## start

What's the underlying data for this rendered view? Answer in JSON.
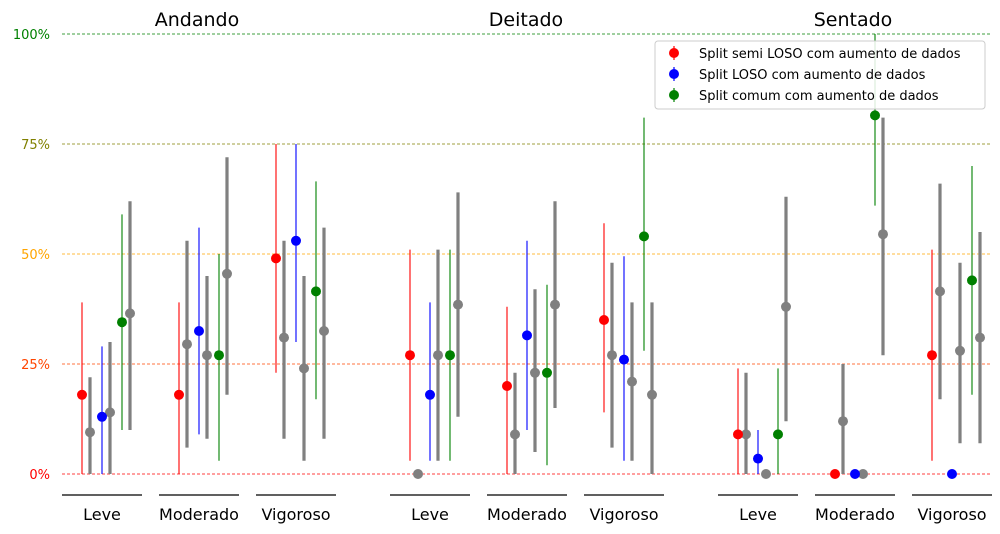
{
  "chart_data": {
    "type": "errorbar",
    "y_axis": {
      "ticks": [
        0,
        25,
        50,
        75,
        100
      ],
      "tick_labels": [
        "0%",
        "25%",
        "50%",
        "75%",
        "100%"
      ],
      "tick_colors": [
        "#ff0000",
        "#ff4500",
        "#ffa500",
        "#808000",
        "#008000"
      ],
      "ylim": [
        -5,
        100
      ]
    },
    "gridlines": [
      {
        "y": 0,
        "color": "#ff0000"
      },
      {
        "y": 25,
        "color": "#ff4500"
      },
      {
        "y": 50,
        "color": "#ffa500"
      },
      {
        "y": 75,
        "color": "#808000"
      },
      {
        "y": 100,
        "color": "#008000"
      }
    ],
    "groups": [
      {
        "title": "Andando",
        "categories": [
          "Leve",
          "Moderado",
          "Vigoroso"
        ]
      },
      {
        "title": "Deitado",
        "categories": [
          "Leve",
          "Moderado",
          "Vigoroso"
        ]
      },
      {
        "title": "Sentado",
        "categories": [
          "Leve",
          "Moderado",
          "Vigoroso"
        ]
      }
    ],
    "legend": {
      "position": "top-right"
    },
    "series": [
      {
        "name": "Split semi LOSO com aumento de dados",
        "color": "#ff0000",
        "points": [
          {
            "mean": 18,
            "low": 0,
            "high": 39
          },
          {
            "mean": 18,
            "low": 0,
            "high": 39
          },
          {
            "mean": 49,
            "low": 23,
            "high": 75
          },
          {
            "mean": 27,
            "low": 3,
            "high": 51
          },
          {
            "mean": 20,
            "low": 0,
            "high": 38
          },
          {
            "mean": 35,
            "low": 14,
            "high": 57
          },
          {
            "mean": 9,
            "low": 0,
            "high": 24
          },
          {
            "mean": 0,
            "low": 0,
            "high": 0
          },
          {
            "mean": 27,
            "low": 3,
            "high": 51
          }
        ],
        "reference": [
          {
            "mean": 9.5,
            "low": 0,
            "high": 22
          },
          {
            "mean": 29.5,
            "low": 6,
            "high": 53
          },
          {
            "mean": 31,
            "low": 8,
            "high": 53
          },
          {
            "mean": 0,
            "low": 0,
            "high": 0
          },
          {
            "mean": 9,
            "low": 0,
            "high": 23
          },
          {
            "mean": 27,
            "low": 6,
            "high": 48
          },
          {
            "mean": 9,
            "low": 0,
            "high": 23
          },
          {
            "mean": 12,
            "low": 0,
            "high": 25
          },
          {
            "mean": 41.5,
            "low": 17,
            "high": 66
          }
        ]
      },
      {
        "name": "Split LOSO com aumento de dados",
        "color": "#0000ff",
        "points": [
          {
            "mean": 13,
            "low": 0,
            "high": 29
          },
          {
            "mean": 32.5,
            "low": 9,
            "high": 56
          },
          {
            "mean": 53,
            "low": 30,
            "high": 75
          },
          {
            "mean": 18,
            "low": 3,
            "high": 39
          },
          {
            "mean": 31.5,
            "low": 10,
            "high": 53
          },
          {
            "mean": 26,
            "low": 3,
            "high": 49.5
          },
          {
            "mean": 3.5,
            "low": 0,
            "high": 10
          },
          {
            "mean": 0,
            "low": 0,
            "high": 0
          },
          {
            "mean": 0,
            "low": 0,
            "high": 0
          }
        ],
        "reference": [
          {
            "mean": 14,
            "low": 0,
            "high": 30
          },
          {
            "mean": 27,
            "low": 8,
            "high": 45
          },
          {
            "mean": 24,
            "low": 3,
            "high": 45
          },
          {
            "mean": 27,
            "low": 3,
            "high": 51
          },
          {
            "mean": 23,
            "low": 5,
            "high": 42
          },
          {
            "mean": 21,
            "low": 3,
            "high": 39
          },
          {
            "mean": 0,
            "low": 0,
            "high": 0
          },
          {
            "mean": 0,
            "low": 0,
            "high": 0
          },
          {
            "mean": 28,
            "low": 7,
            "high": 48
          }
        ]
      },
      {
        "name": "Split comum com aumento de dados",
        "color": "#008000",
        "points": [
          {
            "mean": 34.5,
            "low": 10,
            "high": 59
          },
          {
            "mean": 27,
            "low": 3,
            "high": 50
          },
          {
            "mean": 41.5,
            "low": 17,
            "high": 66.5
          },
          {
            "mean": 27,
            "low": 3,
            "high": 51
          },
          {
            "mean": 23,
            "low": 2,
            "high": 43
          },
          {
            "mean": 54,
            "low": 28,
            "high": 81
          },
          {
            "mean": 9,
            "low": 0,
            "high": 24
          },
          {
            "mean": 81.5,
            "low": 61,
            "high": 100
          },
          {
            "mean": 44,
            "low": 18,
            "high": 70
          }
        ],
        "reference": [
          {
            "mean": 36.5,
            "low": 10,
            "high": 62
          },
          {
            "mean": 45.5,
            "low": 18,
            "high": 72
          },
          {
            "mean": 32.5,
            "low": 8,
            "high": 56
          },
          {
            "mean": 38.5,
            "low": 13,
            "high": 64
          },
          {
            "mean": 38.5,
            "low": 15,
            "high": 62
          },
          {
            "mean": 18,
            "low": 0,
            "high": 39
          },
          {
            "mean": 38,
            "low": 12,
            "high": 63
          },
          {
            "mean": 54.5,
            "low": 27,
            "high": 81
          },
          {
            "mean": 31,
            "low": 7,
            "high": 55
          }
        ]
      }
    ],
    "reference_color": "#808080"
  }
}
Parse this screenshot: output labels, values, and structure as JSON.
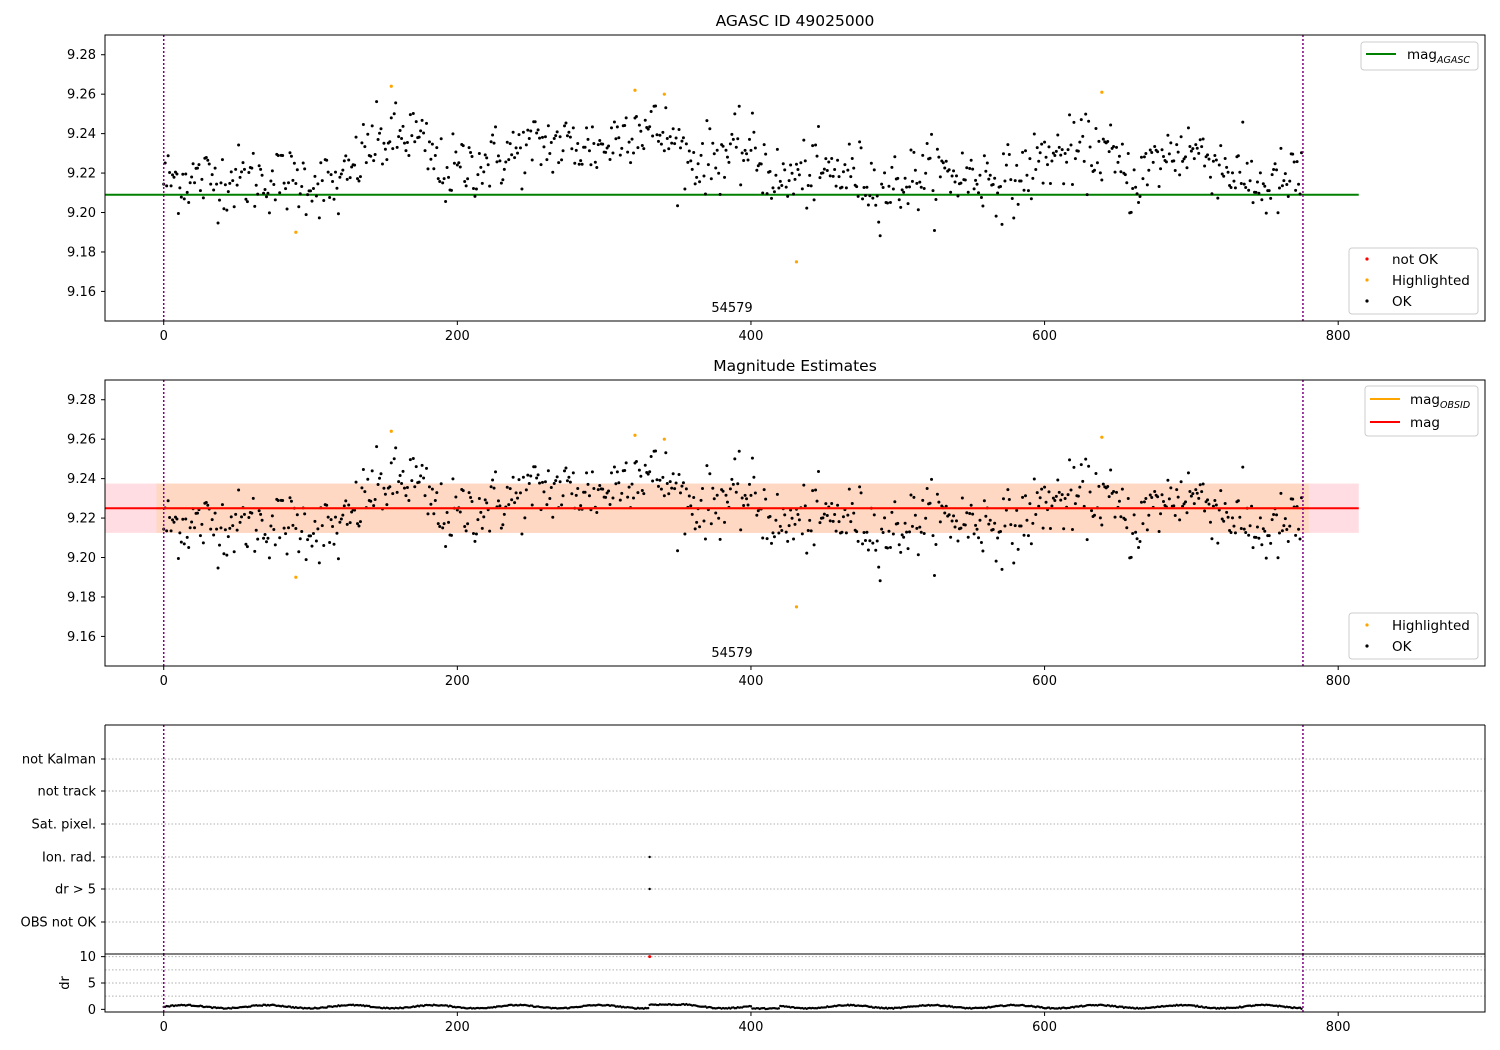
{
  "colors": {
    "ok": "#000000",
    "highlighted": "#ffa500",
    "not_ok": "#ff0000",
    "agasc_line": "#008000",
    "mag_line": "#ff0000",
    "obsid_line": "#ffa500",
    "band_outer": "#ffdde3",
    "band_inner": "#ffd8c4",
    "vline": "#800080"
  },
  "chart_data": [
    {
      "id": "agasc",
      "type": "scatter",
      "title": "AGASC ID 49025000",
      "annotation": "54579",
      "xlim": [
        -40,
        900
      ],
      "ylim": [
        9.145,
        9.29
      ],
      "xticks": [
        0,
        200,
        400,
        600,
        800
      ],
      "xtick_labels": [
        "0",
        "200",
        "400",
        "600",
        "800"
      ],
      "yticks": [
        9.16,
        9.18,
        9.2,
        9.22,
        9.24,
        9.26,
        9.28
      ],
      "ytick_labels": [
        "9.16",
        "9.18",
        "9.20",
        "9.22",
        "9.24",
        "9.26",
        "9.28"
      ],
      "vlines": [
        0,
        776
      ],
      "hline": {
        "name": "mag",
        "subscript": "AGASC",
        "value": 9.209,
        "x_range": [
          -40,
          814
        ]
      },
      "highlighted_points": [
        [
          90,
          9.19
        ],
        [
          155,
          9.264
        ],
        [
          321,
          9.262
        ],
        [
          341,
          9.26
        ],
        [
          431,
          9.175
        ],
        [
          639,
          9.261
        ]
      ],
      "legend_lines": [
        {
          "name": "mag",
          "subscript": "AGASC"
        }
      ],
      "legend_points": [
        "not OK",
        "Highlighted",
        "OK"
      ],
      "series_note": "OK series: 776 per-sample magnitudes around 9.20–9.26"
    },
    {
      "id": "mag",
      "type": "scatter",
      "title": "Magnitude Estimates",
      "annotation": "54579",
      "xlim": [
        -40,
        900
      ],
      "ylim": [
        9.145,
        9.29
      ],
      "xticks": [
        0,
        200,
        400,
        600,
        800
      ],
      "xtick_labels": [
        "0",
        "200",
        "400",
        "600",
        "800"
      ],
      "yticks": [
        9.16,
        9.18,
        9.2,
        9.22,
        9.24,
        9.26,
        9.28
      ],
      "ytick_labels": [
        "9.16",
        "9.18",
        "9.20",
        "9.22",
        "9.24",
        "9.26",
        "9.28"
      ],
      "vlines": [
        0,
        776
      ],
      "hline": {
        "name": "mag",
        "value": 9.225,
        "x_range": [
          -40,
          814
        ]
      },
      "band_outer": [
        9.2125,
        9.2375
      ],
      "band_inner": [
        9.2125,
        9.2375
      ],
      "band_inner_x": [
        -5,
        780
      ],
      "highlighted_points": [
        [
          90,
          9.19
        ],
        [
          155,
          9.264
        ],
        [
          321,
          9.262
        ],
        [
          341,
          9.26
        ],
        [
          431,
          9.175
        ],
        [
          639,
          9.261
        ]
      ],
      "legend_lines": [
        {
          "name": "mag",
          "subscript": "OBSID"
        },
        {
          "name": "mag",
          "subscript": ""
        }
      ],
      "legend_points": [
        "Highlighted",
        "OK"
      ]
    },
    {
      "id": "flags",
      "type": "scatter",
      "categories": [
        "not Kalman",
        "not track",
        "Sat. pixel.",
        "Ion. rad.",
        "dr > 5",
        "OBS not OK"
      ],
      "points": [
        {
          "x": 331,
          "category": "Ion. rad."
        },
        {
          "x": 331,
          "category": "dr > 5"
        }
      ],
      "vlines": [
        0,
        776
      ]
    },
    {
      "id": "dr",
      "type": "scatter",
      "ylabel": "dr",
      "xlim": [
        -40,
        900
      ],
      "ylim": [
        -0.5,
        10.5
      ],
      "xticks": [
        0,
        200,
        400,
        600,
        800
      ],
      "xtick_labels": [
        "0",
        "200",
        "400",
        "600",
        "800"
      ],
      "yticks": [
        0,
        5,
        10
      ],
      "ytick_labels": [
        "0",
        "5",
        "10"
      ],
      "vlines": [
        0,
        776
      ],
      "not_ok_points": [
        [
          331,
          10
        ]
      ],
      "series_note": "dr values per sample, roughly 0.1–0.9"
    }
  ]
}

## end

§ **Set problem**: Using the records above, find and show each line with the string "Split".

§ **Full solution**:
        "name": "Split semi LOSO com aumento de dados",
        "name": "Split LOSO com aumento de dados",
        "name": "Split comum com aumento de dados",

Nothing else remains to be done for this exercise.